» **The tasks**
- A) List each travel mishap from the narrator's past that the Guinea travel essay gives as a reason the family doubted the narrator's travel sense.
- B) Copy out the rows, starting at the first row and ending at the row containing "text-line: The safety".

» **Source excerpt**
+ + + + + + +

But my loving mother just had to visit me. Of course, her journey had an ulterior motive: to see what I was really up to. Was I heeding the traveler’s rule she had read about — if it ain’t peeled, boiled or packaged, it doesn’t belong in your mouth? Was I altering my routes and routines to throw off would-be kidnappers? Was I was wearing a bike helmet? And God forbid I should need it, a condom?
I didn’t have a good reputation amongst my family when it came to traveling. The night I spent stranded on a Bulgarian mountaintop after climbing the wrong peak. The undercover terrorist in Cairo I accidentally brought home. The block of hash I almost overdosed on in Kathmandu. It was my mother’s prayers to an overworked guardian angel that I hadn’t already ended up in a plaything in a Russian prison.
To restore my mother’s faith in me, I had planned a “soft adventure”in N’Zérékoré, the heart of forested Guinea. To get from Conakry, the capital, to the far southwestern reaches of N’Zérékoré, your common traveler would have to spend a few days on the rough roads getting a massage their kidneys would never forget.WFP, however, had a comfy 12-seater plane that whisked us there over staircase waterfalls and bamboo forests in a few hours, with door-to-door chauffeur service to and fro the airport.

+ + + + + + +

» **Supplied information**
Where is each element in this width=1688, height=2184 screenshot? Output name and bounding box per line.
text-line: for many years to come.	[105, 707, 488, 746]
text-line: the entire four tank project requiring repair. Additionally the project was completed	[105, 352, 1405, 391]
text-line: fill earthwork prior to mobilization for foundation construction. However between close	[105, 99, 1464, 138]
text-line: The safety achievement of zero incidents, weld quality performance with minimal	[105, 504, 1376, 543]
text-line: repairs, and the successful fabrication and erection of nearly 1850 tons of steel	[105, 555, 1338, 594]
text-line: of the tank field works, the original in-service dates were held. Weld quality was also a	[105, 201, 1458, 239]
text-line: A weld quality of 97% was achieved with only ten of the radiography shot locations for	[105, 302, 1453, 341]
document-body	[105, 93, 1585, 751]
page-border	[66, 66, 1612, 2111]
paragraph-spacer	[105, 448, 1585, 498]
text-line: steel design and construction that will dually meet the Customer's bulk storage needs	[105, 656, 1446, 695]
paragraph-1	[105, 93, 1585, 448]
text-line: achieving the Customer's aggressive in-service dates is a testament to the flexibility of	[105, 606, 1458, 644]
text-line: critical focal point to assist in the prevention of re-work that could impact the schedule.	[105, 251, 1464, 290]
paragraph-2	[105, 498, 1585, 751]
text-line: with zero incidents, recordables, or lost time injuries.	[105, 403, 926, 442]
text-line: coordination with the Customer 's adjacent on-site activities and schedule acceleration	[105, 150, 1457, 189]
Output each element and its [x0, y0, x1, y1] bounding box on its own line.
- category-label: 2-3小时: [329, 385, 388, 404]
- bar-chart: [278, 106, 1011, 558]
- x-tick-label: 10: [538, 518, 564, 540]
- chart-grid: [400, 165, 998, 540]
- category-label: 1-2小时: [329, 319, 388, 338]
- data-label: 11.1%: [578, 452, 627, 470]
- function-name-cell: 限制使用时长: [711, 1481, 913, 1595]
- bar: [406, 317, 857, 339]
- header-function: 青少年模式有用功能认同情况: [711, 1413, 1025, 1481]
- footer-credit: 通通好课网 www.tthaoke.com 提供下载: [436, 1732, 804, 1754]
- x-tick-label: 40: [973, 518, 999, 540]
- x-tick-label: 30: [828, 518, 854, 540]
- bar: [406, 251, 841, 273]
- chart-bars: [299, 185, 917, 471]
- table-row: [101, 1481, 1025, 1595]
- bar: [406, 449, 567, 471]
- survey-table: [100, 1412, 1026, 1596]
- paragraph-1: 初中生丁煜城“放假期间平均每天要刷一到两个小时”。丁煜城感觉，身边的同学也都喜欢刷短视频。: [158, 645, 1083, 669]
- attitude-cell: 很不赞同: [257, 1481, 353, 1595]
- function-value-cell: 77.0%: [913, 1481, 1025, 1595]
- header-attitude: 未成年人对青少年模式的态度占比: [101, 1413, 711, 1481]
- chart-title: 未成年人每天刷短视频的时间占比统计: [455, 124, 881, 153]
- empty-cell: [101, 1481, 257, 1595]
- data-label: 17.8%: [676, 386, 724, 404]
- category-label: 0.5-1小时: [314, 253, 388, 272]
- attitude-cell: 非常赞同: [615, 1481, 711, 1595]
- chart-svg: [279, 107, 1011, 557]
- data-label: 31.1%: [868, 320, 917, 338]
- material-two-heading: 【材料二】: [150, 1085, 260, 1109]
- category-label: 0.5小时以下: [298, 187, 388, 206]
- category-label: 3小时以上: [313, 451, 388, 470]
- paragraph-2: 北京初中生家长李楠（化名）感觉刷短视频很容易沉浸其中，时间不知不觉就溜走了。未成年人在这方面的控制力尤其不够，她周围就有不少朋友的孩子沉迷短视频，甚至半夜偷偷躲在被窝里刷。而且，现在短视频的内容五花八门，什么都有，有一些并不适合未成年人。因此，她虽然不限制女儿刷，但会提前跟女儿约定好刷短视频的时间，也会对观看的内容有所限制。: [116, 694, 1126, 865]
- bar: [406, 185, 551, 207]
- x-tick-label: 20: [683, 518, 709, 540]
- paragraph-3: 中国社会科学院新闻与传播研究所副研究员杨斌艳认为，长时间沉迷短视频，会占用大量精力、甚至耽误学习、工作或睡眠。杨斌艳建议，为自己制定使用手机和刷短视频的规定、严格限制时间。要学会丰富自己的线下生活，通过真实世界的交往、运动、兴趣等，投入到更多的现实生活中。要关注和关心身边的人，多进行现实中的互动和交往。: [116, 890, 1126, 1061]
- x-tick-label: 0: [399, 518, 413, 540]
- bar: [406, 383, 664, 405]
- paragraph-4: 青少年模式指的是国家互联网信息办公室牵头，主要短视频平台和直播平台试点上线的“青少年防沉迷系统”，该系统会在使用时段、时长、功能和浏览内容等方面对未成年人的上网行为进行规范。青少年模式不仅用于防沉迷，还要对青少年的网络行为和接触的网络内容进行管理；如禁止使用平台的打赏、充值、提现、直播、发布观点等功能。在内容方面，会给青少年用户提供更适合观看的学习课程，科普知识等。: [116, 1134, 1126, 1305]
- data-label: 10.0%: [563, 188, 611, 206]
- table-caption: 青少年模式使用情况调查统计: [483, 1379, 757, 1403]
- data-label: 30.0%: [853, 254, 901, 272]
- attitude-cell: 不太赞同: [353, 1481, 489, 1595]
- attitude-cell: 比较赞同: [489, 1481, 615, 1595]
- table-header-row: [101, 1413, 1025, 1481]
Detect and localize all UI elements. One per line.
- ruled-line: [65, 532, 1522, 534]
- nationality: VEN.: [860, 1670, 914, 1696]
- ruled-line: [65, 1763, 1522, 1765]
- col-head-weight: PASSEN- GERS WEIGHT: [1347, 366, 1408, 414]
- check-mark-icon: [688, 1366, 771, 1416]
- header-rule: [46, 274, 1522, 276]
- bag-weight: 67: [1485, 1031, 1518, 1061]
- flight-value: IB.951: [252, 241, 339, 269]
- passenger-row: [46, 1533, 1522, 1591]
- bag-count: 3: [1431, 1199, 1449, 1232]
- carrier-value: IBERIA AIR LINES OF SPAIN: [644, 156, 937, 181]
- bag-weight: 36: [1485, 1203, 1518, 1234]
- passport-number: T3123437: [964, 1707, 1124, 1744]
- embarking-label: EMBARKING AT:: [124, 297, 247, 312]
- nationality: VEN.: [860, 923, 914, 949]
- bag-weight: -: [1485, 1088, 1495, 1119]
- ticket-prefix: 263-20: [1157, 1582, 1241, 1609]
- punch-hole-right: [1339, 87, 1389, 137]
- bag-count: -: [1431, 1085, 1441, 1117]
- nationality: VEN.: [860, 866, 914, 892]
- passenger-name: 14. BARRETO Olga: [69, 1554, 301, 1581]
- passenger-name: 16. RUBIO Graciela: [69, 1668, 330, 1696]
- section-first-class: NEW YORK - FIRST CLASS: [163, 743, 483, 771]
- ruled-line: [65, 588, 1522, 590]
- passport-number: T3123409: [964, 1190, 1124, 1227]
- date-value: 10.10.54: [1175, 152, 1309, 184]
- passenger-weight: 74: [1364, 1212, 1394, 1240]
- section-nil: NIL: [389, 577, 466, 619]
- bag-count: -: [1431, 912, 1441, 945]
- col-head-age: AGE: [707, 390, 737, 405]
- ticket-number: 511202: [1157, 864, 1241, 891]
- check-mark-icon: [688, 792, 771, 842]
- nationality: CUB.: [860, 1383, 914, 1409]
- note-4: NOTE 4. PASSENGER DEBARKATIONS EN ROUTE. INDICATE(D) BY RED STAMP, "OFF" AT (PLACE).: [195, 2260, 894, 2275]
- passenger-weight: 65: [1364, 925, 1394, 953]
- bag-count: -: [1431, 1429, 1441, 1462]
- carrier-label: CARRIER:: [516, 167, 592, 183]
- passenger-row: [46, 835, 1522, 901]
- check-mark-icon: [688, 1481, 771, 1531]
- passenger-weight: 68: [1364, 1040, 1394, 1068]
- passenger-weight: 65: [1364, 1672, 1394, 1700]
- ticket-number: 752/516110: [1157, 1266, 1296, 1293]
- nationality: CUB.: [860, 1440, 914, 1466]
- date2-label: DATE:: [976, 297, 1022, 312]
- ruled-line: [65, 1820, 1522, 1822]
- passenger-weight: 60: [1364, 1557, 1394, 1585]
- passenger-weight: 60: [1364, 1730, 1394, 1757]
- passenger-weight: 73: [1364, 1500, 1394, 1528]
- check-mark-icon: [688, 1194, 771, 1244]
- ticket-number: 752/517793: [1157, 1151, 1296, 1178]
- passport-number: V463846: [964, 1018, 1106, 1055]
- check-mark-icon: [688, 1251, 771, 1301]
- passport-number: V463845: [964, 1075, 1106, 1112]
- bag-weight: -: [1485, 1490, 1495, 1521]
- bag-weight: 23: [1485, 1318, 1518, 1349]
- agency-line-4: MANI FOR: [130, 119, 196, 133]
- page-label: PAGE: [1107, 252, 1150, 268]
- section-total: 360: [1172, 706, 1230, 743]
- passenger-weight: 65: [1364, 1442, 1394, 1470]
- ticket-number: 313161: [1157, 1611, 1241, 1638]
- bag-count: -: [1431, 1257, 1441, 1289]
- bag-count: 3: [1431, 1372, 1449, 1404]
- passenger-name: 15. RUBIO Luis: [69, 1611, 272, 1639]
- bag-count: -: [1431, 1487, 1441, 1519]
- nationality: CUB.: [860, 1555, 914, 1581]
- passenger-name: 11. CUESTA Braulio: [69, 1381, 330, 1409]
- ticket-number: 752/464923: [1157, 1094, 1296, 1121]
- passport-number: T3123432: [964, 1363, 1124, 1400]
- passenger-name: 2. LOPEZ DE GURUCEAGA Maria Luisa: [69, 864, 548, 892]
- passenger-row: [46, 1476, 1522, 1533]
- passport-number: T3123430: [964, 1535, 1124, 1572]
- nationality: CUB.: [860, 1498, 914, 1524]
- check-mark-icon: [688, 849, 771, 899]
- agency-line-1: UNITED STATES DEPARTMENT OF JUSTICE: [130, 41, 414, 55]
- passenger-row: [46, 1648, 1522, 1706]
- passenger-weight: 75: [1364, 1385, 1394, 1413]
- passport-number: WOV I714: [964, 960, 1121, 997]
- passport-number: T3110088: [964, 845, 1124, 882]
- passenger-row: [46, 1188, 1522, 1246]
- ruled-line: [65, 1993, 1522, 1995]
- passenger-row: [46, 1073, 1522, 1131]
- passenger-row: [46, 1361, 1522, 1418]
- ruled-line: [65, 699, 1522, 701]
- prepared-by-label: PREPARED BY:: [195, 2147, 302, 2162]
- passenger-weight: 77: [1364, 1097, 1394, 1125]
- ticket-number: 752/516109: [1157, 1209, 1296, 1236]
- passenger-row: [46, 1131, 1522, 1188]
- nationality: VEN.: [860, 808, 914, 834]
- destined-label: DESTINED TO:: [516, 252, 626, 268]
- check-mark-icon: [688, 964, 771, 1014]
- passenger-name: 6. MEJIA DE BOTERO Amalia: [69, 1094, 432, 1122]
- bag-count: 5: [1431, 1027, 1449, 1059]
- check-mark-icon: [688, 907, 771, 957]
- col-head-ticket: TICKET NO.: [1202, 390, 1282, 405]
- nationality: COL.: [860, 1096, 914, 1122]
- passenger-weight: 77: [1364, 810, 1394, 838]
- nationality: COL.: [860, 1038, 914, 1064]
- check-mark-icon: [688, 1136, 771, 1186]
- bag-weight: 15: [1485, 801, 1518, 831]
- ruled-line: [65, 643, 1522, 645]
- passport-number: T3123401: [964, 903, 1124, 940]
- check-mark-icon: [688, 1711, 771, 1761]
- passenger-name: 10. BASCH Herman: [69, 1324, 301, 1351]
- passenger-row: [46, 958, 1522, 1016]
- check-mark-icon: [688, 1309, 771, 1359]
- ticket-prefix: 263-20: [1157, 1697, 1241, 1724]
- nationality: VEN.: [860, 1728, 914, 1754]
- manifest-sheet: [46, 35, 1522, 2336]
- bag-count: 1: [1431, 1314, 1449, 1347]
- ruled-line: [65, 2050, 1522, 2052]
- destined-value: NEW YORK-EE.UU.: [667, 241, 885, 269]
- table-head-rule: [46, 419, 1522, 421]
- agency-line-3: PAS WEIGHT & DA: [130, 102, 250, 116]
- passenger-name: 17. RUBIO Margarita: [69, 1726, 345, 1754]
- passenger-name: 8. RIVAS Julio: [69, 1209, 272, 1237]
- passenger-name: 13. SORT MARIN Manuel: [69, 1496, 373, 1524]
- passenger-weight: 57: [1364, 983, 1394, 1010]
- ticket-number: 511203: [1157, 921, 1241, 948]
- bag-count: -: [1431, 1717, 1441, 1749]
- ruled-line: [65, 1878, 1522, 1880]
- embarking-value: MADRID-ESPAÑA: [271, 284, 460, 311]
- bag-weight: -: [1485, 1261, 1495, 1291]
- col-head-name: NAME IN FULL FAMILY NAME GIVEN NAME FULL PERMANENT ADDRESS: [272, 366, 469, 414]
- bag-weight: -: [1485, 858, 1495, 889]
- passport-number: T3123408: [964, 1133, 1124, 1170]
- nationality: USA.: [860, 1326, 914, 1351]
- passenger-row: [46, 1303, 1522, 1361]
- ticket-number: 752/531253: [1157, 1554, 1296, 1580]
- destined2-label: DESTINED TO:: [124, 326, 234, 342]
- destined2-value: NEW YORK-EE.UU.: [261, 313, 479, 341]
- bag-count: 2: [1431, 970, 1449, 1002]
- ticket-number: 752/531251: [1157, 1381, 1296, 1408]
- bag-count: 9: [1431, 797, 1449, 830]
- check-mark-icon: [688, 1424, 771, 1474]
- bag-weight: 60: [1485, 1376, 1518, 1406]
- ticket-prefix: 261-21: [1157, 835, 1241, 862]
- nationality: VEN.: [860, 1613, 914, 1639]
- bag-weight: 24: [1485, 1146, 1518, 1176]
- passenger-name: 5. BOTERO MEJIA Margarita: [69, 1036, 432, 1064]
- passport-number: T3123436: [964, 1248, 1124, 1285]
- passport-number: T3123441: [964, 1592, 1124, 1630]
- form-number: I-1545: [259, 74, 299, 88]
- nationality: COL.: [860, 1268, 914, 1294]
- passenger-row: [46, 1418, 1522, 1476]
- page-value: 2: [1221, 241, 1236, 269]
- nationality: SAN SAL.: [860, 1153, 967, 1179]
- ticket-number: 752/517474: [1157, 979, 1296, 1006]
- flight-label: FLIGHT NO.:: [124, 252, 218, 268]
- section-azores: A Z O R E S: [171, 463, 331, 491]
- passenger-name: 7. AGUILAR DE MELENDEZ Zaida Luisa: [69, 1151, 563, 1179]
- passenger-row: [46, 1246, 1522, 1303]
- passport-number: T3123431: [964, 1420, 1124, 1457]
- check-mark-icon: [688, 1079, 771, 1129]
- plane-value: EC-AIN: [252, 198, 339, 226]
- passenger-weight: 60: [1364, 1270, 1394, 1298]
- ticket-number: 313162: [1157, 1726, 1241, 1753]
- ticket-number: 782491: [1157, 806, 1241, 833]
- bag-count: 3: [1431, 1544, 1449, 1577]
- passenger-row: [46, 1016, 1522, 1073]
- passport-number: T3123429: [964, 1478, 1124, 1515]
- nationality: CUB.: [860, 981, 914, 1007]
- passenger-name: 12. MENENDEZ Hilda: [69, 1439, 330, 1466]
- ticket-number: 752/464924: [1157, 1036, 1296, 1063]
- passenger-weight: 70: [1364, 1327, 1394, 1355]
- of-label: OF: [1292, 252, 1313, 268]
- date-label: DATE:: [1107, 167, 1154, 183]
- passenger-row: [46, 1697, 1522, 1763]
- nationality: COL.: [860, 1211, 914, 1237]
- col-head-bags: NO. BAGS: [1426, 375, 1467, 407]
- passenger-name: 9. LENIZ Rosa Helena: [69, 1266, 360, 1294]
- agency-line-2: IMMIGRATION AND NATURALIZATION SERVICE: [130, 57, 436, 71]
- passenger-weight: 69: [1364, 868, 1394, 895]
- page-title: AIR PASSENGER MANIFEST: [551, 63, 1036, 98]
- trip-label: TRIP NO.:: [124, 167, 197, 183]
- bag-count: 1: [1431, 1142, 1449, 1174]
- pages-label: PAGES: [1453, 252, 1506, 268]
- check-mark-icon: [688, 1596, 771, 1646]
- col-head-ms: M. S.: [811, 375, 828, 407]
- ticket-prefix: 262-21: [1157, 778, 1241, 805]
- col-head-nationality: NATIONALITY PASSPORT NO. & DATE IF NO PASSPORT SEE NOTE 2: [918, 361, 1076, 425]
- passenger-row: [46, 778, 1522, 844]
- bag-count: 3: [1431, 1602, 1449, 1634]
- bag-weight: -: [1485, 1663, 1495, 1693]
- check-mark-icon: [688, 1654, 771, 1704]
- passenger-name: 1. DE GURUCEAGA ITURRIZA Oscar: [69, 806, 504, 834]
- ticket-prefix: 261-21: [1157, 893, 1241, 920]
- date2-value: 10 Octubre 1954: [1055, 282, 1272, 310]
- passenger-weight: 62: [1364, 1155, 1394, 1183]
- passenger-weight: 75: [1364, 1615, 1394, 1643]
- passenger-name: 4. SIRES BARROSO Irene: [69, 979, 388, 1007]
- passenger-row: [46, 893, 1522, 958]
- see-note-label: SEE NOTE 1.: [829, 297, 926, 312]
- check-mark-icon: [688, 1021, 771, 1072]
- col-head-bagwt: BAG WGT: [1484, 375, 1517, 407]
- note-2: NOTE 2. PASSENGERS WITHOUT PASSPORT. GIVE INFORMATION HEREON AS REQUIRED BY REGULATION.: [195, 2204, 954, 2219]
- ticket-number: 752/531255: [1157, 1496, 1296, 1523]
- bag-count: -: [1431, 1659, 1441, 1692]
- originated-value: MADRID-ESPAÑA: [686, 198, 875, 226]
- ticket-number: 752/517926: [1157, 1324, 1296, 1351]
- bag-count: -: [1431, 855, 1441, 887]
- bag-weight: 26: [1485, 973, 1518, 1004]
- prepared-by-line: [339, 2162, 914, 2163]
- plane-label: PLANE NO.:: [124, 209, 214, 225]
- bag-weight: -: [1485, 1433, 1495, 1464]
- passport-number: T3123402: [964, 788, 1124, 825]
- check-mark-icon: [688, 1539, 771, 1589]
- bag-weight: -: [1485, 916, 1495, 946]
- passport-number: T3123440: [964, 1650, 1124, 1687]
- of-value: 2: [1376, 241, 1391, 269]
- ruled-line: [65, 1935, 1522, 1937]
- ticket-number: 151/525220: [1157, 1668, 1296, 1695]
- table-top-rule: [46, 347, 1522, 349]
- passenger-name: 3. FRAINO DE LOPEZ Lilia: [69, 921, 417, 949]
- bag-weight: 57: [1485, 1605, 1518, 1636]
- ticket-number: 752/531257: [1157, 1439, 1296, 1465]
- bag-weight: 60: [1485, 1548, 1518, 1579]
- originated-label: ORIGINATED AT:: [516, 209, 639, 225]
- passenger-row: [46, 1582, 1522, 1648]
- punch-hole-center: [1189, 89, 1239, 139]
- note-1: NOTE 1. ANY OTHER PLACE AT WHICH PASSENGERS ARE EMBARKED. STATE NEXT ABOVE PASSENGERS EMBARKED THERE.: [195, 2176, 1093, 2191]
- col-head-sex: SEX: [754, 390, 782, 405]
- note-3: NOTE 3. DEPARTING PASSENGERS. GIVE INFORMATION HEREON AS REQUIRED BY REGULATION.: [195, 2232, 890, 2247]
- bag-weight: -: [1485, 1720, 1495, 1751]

+ + + + + + +

» **Solved problems**
- A)
- A night spent stranded on a Bulgarian mountaintop after climbing the wrong peak
- An undercover terrorist in Cairo, accidentally brought home
- A block of hash in Kathmandu that the narrator almost overdosed on

- B)
Where is each element in this width=1688, height=2184 screenshot? Output name and bounding box per line.
text-line: for many years to come.	[105, 707, 488, 746]
text-line: the entire four tank project requiring repair. Additionally the project was completed	[105, 352, 1405, 391]
text-line: fill earthwork prior to mobilization for foundation construction. However between close	[105, 99, 1464, 138]
text-line: The safety achievement of zero incidents, weld quality performance with minimal	[105, 504, 1376, 543]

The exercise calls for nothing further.